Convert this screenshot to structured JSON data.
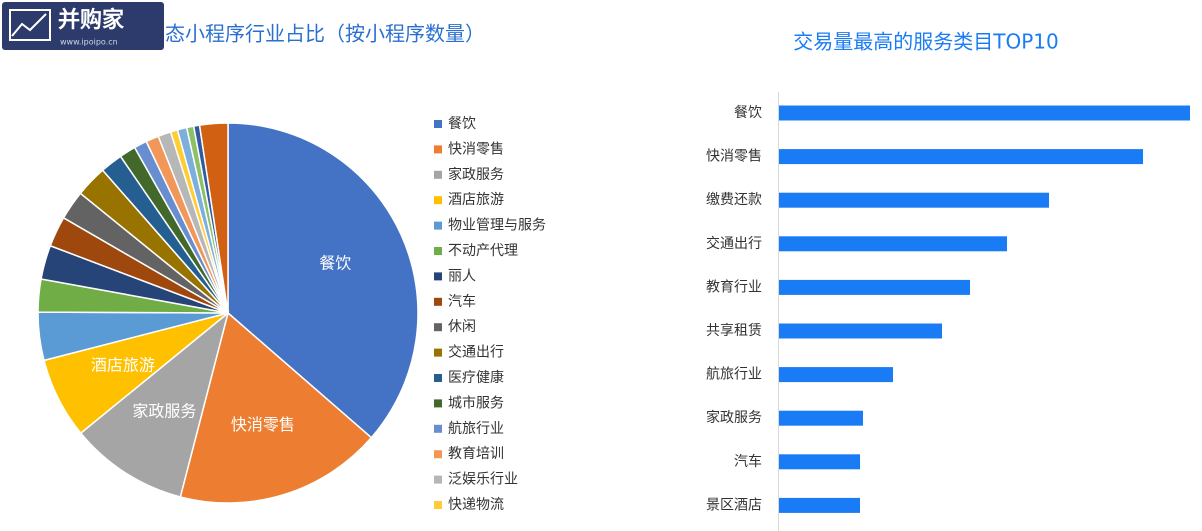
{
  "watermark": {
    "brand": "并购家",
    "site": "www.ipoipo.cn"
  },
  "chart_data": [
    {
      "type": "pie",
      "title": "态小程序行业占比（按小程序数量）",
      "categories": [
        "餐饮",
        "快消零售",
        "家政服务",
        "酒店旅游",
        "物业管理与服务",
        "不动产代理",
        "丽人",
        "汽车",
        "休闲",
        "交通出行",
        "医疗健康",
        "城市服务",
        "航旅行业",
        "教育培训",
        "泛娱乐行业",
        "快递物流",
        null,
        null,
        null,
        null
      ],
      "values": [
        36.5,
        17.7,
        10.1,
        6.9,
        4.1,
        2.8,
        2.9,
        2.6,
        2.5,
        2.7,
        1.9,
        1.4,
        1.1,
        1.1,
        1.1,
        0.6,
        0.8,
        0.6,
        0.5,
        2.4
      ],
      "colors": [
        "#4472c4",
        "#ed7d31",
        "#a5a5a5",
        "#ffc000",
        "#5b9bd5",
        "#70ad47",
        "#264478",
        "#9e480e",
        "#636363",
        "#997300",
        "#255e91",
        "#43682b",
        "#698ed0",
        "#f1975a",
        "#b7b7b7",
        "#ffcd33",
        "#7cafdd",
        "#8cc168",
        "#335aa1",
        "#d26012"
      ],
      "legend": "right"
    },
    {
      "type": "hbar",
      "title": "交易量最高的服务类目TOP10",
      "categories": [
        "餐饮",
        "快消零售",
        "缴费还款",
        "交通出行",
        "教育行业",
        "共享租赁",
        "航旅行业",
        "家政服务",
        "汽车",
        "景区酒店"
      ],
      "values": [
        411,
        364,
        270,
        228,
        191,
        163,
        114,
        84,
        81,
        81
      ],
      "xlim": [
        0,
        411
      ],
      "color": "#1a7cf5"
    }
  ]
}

•••

**REQUEST:** Gather every line from the listing above in which "title" appears, and copy those lines.

**ANSWER BELOW:**
      "title": "态小程序行业占比（按小程序数量）",
      "title": "交易量最高的服务类目TOP10",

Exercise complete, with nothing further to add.